What you need to do: Keep only the lines that hold the string "Parallels", filtering out the rest of the entries below.
--- START Data entries ---
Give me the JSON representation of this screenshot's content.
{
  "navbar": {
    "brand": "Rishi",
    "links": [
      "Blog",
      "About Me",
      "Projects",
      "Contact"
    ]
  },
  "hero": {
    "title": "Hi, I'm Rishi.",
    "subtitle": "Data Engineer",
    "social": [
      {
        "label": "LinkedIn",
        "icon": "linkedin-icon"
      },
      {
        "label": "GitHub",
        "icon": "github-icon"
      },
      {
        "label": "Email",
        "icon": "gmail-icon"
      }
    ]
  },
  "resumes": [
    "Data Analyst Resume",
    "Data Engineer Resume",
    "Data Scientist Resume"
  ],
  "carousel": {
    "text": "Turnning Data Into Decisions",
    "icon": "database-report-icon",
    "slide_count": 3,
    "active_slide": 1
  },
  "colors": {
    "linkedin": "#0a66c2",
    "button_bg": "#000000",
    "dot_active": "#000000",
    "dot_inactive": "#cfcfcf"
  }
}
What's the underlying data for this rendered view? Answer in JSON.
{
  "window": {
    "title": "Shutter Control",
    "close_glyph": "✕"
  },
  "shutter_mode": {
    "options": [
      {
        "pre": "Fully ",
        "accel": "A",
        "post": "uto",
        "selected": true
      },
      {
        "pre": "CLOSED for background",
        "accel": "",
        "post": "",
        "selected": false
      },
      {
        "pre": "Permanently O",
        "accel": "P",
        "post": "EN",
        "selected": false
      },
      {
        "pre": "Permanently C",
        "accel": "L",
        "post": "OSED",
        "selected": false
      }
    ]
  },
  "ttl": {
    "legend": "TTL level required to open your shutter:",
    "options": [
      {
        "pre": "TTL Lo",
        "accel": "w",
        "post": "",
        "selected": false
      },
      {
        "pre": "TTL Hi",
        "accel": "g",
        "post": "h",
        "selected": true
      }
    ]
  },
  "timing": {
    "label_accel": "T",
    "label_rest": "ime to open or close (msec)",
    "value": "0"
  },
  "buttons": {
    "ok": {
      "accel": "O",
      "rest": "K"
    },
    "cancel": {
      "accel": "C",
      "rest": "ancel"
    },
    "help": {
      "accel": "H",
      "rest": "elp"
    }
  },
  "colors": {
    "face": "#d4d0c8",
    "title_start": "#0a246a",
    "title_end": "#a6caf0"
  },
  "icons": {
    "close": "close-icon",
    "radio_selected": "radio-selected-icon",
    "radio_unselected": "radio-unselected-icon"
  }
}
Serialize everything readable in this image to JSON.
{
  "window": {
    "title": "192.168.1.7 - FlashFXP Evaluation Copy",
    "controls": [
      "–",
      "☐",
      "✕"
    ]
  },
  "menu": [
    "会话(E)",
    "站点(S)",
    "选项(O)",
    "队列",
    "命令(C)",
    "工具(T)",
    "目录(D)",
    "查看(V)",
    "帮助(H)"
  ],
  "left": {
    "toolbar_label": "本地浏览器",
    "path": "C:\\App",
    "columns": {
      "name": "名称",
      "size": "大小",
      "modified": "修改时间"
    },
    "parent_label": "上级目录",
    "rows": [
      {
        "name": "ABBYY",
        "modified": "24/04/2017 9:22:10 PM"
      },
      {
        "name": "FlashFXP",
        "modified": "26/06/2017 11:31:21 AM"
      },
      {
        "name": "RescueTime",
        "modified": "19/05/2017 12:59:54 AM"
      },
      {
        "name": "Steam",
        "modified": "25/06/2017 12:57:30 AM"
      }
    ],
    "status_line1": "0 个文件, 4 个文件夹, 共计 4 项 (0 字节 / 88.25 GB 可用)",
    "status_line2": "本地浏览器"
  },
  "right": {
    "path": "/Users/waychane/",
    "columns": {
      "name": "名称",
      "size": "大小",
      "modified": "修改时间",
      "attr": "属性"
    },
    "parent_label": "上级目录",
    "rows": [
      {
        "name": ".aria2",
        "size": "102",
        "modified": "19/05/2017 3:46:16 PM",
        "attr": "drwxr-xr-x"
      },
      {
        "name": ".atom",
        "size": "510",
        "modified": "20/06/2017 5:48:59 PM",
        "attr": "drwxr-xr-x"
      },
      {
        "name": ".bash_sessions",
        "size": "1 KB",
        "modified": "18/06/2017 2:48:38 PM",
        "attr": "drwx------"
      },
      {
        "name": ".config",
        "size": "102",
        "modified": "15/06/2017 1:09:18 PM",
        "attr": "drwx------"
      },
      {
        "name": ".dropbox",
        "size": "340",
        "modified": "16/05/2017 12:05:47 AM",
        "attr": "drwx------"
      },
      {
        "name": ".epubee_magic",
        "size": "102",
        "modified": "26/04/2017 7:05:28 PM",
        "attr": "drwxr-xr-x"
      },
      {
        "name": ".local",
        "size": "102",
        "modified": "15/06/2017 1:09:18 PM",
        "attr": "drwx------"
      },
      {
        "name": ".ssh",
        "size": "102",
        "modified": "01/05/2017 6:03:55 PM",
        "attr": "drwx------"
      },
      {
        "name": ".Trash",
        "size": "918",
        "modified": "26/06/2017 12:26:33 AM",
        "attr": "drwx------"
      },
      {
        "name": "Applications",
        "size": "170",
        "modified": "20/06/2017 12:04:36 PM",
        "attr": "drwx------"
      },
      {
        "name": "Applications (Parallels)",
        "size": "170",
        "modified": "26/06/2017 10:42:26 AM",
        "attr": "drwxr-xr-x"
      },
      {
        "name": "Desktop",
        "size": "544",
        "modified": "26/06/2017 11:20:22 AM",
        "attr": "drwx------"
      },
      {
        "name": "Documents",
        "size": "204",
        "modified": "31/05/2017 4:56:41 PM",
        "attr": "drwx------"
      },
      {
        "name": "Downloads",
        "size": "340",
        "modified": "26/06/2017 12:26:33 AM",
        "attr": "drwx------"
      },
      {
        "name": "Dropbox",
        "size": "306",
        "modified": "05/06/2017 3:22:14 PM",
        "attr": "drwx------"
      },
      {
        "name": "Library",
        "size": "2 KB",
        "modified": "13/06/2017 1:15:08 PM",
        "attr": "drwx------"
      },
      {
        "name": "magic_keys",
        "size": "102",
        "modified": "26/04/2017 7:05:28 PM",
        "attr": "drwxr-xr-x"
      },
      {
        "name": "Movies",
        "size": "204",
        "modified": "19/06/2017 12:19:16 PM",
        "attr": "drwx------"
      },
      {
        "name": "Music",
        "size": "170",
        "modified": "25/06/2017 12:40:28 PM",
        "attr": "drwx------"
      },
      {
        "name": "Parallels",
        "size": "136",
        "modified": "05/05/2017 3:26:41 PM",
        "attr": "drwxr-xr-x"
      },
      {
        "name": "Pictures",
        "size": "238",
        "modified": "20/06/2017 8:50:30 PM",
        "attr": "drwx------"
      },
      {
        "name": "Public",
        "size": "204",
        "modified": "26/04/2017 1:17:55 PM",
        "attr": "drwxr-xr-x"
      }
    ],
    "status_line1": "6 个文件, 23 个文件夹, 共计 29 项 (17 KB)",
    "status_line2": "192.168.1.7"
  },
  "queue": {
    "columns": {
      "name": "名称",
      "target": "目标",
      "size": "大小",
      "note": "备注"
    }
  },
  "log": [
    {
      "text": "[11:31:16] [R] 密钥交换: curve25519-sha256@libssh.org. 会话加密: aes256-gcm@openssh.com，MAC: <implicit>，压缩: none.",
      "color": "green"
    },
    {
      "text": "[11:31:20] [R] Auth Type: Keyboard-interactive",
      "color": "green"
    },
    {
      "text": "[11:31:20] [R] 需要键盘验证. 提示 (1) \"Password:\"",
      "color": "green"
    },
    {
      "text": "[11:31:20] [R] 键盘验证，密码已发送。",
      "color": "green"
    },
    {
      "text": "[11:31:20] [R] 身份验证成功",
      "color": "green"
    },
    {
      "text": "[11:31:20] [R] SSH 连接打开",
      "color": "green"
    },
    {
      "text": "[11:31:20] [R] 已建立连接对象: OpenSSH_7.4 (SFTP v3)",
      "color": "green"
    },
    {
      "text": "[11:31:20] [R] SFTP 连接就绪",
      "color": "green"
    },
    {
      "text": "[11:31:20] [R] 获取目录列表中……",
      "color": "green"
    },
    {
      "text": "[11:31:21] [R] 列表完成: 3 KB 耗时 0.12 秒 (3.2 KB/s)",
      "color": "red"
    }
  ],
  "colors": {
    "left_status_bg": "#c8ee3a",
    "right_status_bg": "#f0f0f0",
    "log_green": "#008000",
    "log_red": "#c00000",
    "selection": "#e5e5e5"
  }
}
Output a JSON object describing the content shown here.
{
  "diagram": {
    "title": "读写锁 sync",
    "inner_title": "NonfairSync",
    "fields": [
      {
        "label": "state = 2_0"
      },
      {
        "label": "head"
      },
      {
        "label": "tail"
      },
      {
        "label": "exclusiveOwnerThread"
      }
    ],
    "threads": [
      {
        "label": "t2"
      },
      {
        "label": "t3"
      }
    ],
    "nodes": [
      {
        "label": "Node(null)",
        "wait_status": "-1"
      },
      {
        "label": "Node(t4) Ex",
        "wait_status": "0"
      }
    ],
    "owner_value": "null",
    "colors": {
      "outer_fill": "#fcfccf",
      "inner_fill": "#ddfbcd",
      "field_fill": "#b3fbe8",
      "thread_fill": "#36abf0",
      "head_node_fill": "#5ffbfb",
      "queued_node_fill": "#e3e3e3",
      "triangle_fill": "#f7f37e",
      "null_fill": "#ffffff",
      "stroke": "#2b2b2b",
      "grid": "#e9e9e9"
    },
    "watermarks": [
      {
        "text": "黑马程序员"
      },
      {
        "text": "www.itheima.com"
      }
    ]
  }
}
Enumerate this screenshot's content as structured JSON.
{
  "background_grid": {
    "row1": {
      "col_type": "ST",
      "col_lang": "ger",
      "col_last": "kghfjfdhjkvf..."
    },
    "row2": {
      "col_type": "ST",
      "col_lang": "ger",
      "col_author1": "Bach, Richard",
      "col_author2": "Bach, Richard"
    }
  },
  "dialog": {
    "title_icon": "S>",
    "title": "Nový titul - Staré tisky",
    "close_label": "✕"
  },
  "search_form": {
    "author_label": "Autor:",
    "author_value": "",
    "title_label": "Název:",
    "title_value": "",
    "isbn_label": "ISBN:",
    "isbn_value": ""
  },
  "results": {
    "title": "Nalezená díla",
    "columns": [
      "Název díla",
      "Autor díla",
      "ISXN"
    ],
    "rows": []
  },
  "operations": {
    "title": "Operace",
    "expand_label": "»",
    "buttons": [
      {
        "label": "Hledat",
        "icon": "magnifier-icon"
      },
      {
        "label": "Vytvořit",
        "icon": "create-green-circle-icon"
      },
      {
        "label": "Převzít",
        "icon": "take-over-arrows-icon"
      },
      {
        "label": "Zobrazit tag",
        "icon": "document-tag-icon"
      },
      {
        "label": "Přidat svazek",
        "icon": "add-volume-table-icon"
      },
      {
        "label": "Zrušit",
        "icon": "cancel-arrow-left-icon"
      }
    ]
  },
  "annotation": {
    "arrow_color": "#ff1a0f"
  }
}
--- END Data entries ---
Result of the task:
        "name": "Applications (Parallels)",
        "name": "Parallels",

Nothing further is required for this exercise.